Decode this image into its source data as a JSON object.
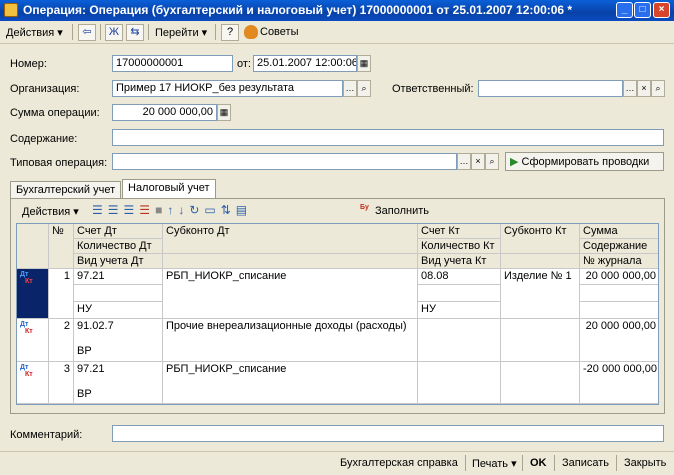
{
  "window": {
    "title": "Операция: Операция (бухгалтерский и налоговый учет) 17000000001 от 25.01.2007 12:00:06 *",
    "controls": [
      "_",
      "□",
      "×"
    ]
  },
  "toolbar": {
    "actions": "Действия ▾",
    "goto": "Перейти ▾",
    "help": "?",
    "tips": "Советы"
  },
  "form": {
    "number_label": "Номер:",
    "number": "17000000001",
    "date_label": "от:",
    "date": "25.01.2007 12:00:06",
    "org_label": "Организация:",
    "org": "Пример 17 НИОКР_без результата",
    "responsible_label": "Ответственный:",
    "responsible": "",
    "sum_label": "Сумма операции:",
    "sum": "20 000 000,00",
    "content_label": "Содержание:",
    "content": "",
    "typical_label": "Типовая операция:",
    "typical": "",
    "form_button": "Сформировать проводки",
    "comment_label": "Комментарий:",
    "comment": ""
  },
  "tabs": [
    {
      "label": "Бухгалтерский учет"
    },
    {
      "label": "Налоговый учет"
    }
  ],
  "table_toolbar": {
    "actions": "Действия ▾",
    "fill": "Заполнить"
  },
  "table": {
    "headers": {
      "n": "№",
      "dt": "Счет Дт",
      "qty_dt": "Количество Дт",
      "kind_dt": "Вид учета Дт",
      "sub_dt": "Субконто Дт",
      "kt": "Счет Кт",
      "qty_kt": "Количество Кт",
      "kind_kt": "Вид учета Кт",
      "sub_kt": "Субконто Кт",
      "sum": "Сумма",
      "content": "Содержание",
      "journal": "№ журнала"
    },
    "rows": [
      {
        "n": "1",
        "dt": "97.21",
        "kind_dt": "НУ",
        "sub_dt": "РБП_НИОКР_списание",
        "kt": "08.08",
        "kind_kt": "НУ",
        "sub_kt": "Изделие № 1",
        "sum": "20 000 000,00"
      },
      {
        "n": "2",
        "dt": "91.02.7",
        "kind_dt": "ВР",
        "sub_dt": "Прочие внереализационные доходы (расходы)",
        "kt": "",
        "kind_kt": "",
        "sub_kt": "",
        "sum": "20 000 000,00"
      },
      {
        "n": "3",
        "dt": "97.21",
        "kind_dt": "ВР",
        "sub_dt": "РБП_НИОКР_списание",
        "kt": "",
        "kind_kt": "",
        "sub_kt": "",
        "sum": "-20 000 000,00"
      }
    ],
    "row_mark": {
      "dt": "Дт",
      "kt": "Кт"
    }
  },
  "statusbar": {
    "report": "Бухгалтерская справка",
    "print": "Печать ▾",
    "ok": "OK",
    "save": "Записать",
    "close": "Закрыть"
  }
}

****

» **Work required**: Identify every line above with the string "Субконто" in it. Copy those lines.

» **Worked answer**:
      "sub_dt": "Субконто Дт",
      "sub_kt": "Субконто Кт",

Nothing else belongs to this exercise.